▸ What is being asked
Repeat the whole listing exactly as written.

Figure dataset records
━━━━━━━━━━
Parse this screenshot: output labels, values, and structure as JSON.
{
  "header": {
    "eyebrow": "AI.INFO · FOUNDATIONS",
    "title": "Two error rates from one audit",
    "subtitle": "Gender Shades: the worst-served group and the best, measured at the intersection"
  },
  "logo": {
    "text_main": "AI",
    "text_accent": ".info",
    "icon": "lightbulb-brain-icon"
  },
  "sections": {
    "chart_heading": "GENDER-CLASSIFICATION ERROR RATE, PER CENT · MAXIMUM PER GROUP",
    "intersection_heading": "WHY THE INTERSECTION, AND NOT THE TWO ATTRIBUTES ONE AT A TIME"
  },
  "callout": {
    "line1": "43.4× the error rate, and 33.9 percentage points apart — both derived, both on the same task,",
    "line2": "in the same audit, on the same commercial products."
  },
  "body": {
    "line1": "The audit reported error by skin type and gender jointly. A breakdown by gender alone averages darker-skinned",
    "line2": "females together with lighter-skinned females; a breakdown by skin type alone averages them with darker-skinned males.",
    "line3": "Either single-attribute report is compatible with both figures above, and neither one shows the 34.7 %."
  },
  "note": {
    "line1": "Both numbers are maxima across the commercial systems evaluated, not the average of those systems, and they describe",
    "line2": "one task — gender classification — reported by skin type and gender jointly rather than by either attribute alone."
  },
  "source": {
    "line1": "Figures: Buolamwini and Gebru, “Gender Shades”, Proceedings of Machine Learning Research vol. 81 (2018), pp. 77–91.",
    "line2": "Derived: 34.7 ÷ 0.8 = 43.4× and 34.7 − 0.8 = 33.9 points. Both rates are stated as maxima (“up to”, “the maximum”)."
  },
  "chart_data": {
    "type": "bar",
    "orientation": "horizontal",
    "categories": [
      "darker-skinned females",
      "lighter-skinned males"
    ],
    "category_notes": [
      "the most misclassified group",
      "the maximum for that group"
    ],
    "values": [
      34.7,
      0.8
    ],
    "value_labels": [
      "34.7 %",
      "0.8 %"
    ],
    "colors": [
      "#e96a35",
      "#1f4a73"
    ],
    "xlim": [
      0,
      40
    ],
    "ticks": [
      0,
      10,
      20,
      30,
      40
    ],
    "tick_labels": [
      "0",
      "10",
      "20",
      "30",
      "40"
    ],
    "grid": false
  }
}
━━━━━━━━━━
▸ Exercise answer
Parse this screenshot: output labels, values, and structure as JSON.
{
  "header": {
    "eyebrow": "AI.INFO · FOUNDATIONS",
    "title": "Two error rates from one audit",
    "subtitle": "Gender Shades: the worst-served group and the best, measured at the intersection"
  },
  "logo": {
    "text_main": "AI",
    "text_accent": ".info",
    "icon": "lightbulb-brain-icon"
  },
  "sections": {
    "chart_heading": "GENDER-CLASSIFICATION ERROR RATE, PER CENT · MAXIMUM PER GROUP",
    "intersection_heading": "WHY THE INTERSECTION, AND NOT THE TWO ATTRIBUTES ONE AT A TIME"
  },
  "callout": {
    "line1": "43.4× the error rate, and 33.9 percentage points apart — both derived, both on the same task,",
    "line2": "in the same audit, on the same commercial products."
  },
  "body": {
    "line1": "The audit reported error by skin type and gender jointly. A breakdown by gender alone averages darker-skinned",
    "line2": "females together with lighter-skinned females; a breakdown by skin type alone averages them with darker-skinned males.",
    "line3": "Either single-attribute report is compatible with both figures above, and neither one shows the 34.7 %."
  },
  "note": {
    "line1": "Both numbers are maxima across the commercial systems evaluated, not the average of those systems, and they describe",
    "line2": "one task — gender classification — reported by skin type and gender jointly rather than by either attribute alone."
  },
  "source": {
    "line1": "Figures: Buolamwini and Gebru, “Gender Shades”, Proceedings of Machine Learning Research vol. 81 (2018), pp. 77–91.",
    "line2": "Derived: 34.7 ÷ 0.8 = 43.4× and 34.7 − 0.8 = 33.9 points. Both rates are stated as maxima (“up to”, “the maximum”)."
  },
  "chart_data": {
    "type": "bar",
    "orientation": "horizontal",
    "categories": [
      "darker-skinned females",
      "lighter-skinned males"
    ],
    "category_notes": [
      "the most misclassified group",
      "the maximum for that group"
    ],
    "values": [
      34.7,
      0.8
    ],
    "value_labels": [
      "34.7 %",
      "0.8 %"
    ],
    "colors": [
      "#e96a35",
      "#1f4a73"
    ],
    "xlim": [
      0,
      40
    ],
    "ticks": [
      0,
      10,
      20,
      30,
      40
    ],
    "tick_labels": [
      "0",
      "10",
      "20",
      "30",
      "40"
    ],
    "grid": false
  }
}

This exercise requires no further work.